- Work instructions
What is needed here is an exact copy of every entry.

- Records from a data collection
[Start]
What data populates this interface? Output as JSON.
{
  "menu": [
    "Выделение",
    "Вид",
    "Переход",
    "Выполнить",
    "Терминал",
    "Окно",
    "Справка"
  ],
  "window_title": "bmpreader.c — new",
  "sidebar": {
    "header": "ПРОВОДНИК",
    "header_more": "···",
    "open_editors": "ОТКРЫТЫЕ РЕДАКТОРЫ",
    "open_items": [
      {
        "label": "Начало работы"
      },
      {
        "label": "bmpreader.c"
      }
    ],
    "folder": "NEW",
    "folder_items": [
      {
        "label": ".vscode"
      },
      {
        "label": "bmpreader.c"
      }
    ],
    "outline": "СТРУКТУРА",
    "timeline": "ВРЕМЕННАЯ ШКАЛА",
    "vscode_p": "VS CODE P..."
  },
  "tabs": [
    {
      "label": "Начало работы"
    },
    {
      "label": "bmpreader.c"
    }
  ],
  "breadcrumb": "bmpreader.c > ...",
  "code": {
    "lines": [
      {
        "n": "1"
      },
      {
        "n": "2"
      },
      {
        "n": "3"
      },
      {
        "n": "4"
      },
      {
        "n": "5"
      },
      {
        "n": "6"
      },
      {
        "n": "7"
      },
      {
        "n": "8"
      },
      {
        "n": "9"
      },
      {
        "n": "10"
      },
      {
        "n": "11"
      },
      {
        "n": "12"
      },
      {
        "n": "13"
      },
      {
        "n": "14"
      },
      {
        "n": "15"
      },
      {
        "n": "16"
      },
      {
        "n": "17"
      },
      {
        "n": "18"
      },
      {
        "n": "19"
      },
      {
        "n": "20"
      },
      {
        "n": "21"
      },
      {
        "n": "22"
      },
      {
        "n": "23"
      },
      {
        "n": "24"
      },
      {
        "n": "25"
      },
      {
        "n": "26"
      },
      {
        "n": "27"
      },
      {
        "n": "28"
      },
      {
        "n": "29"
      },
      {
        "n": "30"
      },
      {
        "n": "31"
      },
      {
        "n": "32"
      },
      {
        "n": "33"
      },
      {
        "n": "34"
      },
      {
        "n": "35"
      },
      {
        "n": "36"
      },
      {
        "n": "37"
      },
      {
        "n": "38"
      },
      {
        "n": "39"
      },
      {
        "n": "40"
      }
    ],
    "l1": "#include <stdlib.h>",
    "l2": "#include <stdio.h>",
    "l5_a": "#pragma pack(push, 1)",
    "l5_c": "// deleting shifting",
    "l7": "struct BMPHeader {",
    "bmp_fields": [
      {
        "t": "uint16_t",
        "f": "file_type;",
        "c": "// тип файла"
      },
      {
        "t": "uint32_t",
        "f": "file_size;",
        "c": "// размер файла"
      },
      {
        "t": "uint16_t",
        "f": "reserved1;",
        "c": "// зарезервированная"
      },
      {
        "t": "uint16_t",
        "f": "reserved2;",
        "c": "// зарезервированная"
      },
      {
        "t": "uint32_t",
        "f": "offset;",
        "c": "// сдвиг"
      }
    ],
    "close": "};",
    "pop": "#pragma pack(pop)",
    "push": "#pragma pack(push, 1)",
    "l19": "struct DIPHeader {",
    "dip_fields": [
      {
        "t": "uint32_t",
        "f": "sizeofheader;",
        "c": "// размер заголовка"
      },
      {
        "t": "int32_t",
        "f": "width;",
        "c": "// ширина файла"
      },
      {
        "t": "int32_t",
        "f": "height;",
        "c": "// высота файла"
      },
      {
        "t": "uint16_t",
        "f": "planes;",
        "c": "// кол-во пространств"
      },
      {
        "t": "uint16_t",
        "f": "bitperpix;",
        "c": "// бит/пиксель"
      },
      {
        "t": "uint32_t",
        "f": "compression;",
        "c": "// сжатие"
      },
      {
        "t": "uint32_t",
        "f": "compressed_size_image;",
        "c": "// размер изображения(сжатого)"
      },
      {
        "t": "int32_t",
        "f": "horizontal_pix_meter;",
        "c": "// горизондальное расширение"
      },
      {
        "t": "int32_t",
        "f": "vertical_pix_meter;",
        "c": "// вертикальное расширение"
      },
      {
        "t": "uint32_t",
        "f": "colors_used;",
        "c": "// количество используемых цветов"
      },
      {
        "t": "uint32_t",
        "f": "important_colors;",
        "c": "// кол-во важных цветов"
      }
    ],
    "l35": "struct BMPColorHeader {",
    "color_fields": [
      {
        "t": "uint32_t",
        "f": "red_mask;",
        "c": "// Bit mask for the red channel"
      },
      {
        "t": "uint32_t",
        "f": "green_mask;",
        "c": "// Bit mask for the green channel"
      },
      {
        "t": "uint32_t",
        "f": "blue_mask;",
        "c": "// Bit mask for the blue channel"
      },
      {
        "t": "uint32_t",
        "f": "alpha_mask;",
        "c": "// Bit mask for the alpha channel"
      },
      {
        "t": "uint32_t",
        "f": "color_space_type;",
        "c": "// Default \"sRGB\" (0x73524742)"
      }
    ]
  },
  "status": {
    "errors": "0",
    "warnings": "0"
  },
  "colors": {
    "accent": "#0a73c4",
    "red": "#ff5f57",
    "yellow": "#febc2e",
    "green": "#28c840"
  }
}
[End]
- Output for this task
What data populates this interface? Output as JSON.
{
  "menu": [
    "Выделение",
    "Вид",
    "Переход",
    "Выполнить",
    "Терминал",
    "Окно",
    "Справка"
  ],
  "window_title": "bmpreader.c — new",
  "sidebar": {
    "header": "ПРОВОДНИК",
    "header_more": "···",
    "open_editors": "ОТКРЫТЫЕ РЕДАКТОРЫ",
    "open_items": [
      {
        "label": "Начало работы"
      },
      {
        "label": "bmpreader.c"
      }
    ],
    "folder": "NEW",
    "folder_items": [
      {
        "label": ".vscode"
      },
      {
        "label": "bmpreader.c"
      }
    ],
    "outline": "СТРУКТУРА",
    "timeline": "ВРЕМЕННАЯ ШКАЛА",
    "vscode_p": "VS CODE P..."
  },
  "tabs": [
    {
      "label": "Начало работы"
    },
    {
      "label": "bmpreader.c"
    }
  ],
  "breadcrumb": "bmpreader.c > ...",
  "code": {
    "lines": [
      {
        "n": "1"
      },
      {
        "n": "2"
      },
      {
        "n": "3"
      },
      {
        "n": "4"
      },
      {
        "n": "5"
      },
      {
        "n": "6"
      },
      {
        "n": "7"
      },
      {
        "n": "8"
      },
      {
        "n": "9"
      },
      {
        "n": "10"
      },
      {
        "n": "11"
      },
      {
        "n": "12"
      },
      {
        "n": "13"
      },
      {
        "n": "14"
      },
      {
        "n": "15"
      },
      {
        "n": "16"
      },
      {
        "n": "17"
      },
      {
        "n": "18"
      },
      {
        "n": "19"
      },
      {
        "n": "20"
      },
      {
        "n": "21"
      },
      {
        "n": "22"
      },
      {
        "n": "23"
      },
      {
        "n": "24"
      },
      {
        "n": "25"
      },
      {
        "n": "26"
      },
      {
        "n": "27"
      },
      {
        "n": "28"
      },
      {
        "n": "29"
      },
      {
        "n": "30"
      },
      {
        "n": "31"
      },
      {
        "n": "32"
      },
      {
        "n": "33"
      },
      {
        "n": "34"
      },
      {
        "n": "35"
      },
      {
        "n": "36"
      },
      {
        "n": "37"
      },
      {
        "n": "38"
      },
      {
        "n": "39"
      },
      {
        "n": "40"
      }
    ],
    "l1": "#include <stdlib.h>",
    "l2": "#include <stdio.h>",
    "l5_a": "#pragma pack(push, 1)",
    "l5_c": "// deleting shifting",
    "l7": "struct BMPHeader {",
    "bmp_fields": [
      {
        "t": "uint16_t",
        "f": "file_type;",
        "c": "// тип файла"
      },
      {
        "t": "uint32_t",
        "f": "file_size;",
        "c": "// размер файла"
      },
      {
        "t": "uint16_t",
        "f": "reserved1;",
        "c": "// зарезервированная"
      },
      {
        "t": "uint16_t",
        "f": "reserved2;",
        "c": "// зарезервированная"
      },
      {
        "t": "uint32_t",
        "f": "offset;",
        "c": "// сдвиг"
      }
    ],
    "close": "};",
    "pop": "#pragma pack(pop)",
    "push": "#pragma pack(push, 1)",
    "l19": "struct DIPHeader {",
    "dip_fields": [
      {
        "t": "uint32_t",
        "f": "sizeofheader;",
        "c": "// размер заголовка"
      },
      {
        "t": "int32_t",
        "f": "width;",
        "c": "// ширина файла"
      },
      {
        "t": "int32_t",
        "f": "height;",
        "c": "// высота файла"
      },
      {
        "t": "uint16_t",
        "f": "planes;",
        "c": "// кол-во пространств"
      },
      {
        "t": "uint16_t",
        "f": "bitperpix;",
        "c": "// бит/пиксель"
      },
      {
        "t": "uint32_t",
        "f": "compression;",
        "c": "// сжатие"
      },
      {
        "t": "uint32_t",
        "f": "compressed_size_image;",
        "c": "// размер изображения(сжатого)"
      },
      {
        "t": "int32_t",
        "f": "horizontal_pix_meter;",
        "c": "// горизондальное расширение"
      },
      {
        "t": "int32_t",
        "f": "vertical_pix_meter;",
        "c": "// вертикальное расширение"
      },
      {
        "t": "uint32_t",
        "f": "colors_used;",
        "c": "// количество используемых цветов"
      },
      {
        "t": "uint32_t",
        "f": "important_colors;",
        "c": "// кол-во важных цветов"
      }
    ],
    "l35": "struct BMPColorHeader {",
    "color_fields": [
      {
        "t": "uint32_t",
        "f": "red_mask;",
        "c": "// Bit mask for the red channel"
      },
      {
        "t": "uint32_t",
        "f": "green_mask;",
        "c": "// Bit mask for the green channel"
      },
      {
        "t": "uint32_t",
        "f": "blue_mask;",
        "c": "// Bit mask for the blue channel"
      },
      {
        "t": "uint32_t",
        "f": "alpha_mask;",
        "c": "// Bit mask for the alpha channel"
      },
      {
        "t": "uint32_t",
        "f": "color_space_type;",
        "c": "// Default \"sRGB\" (0x73524742)"
      }
    ]
  },
  "status": {
    "errors": "0",
    "warnings": "0"
  },
  "colors": {
    "accent": "#0a73c4",
    "red": "#ff5f57",
    "yellow": "#febc2e",
    "green": "#28c840"
  }
}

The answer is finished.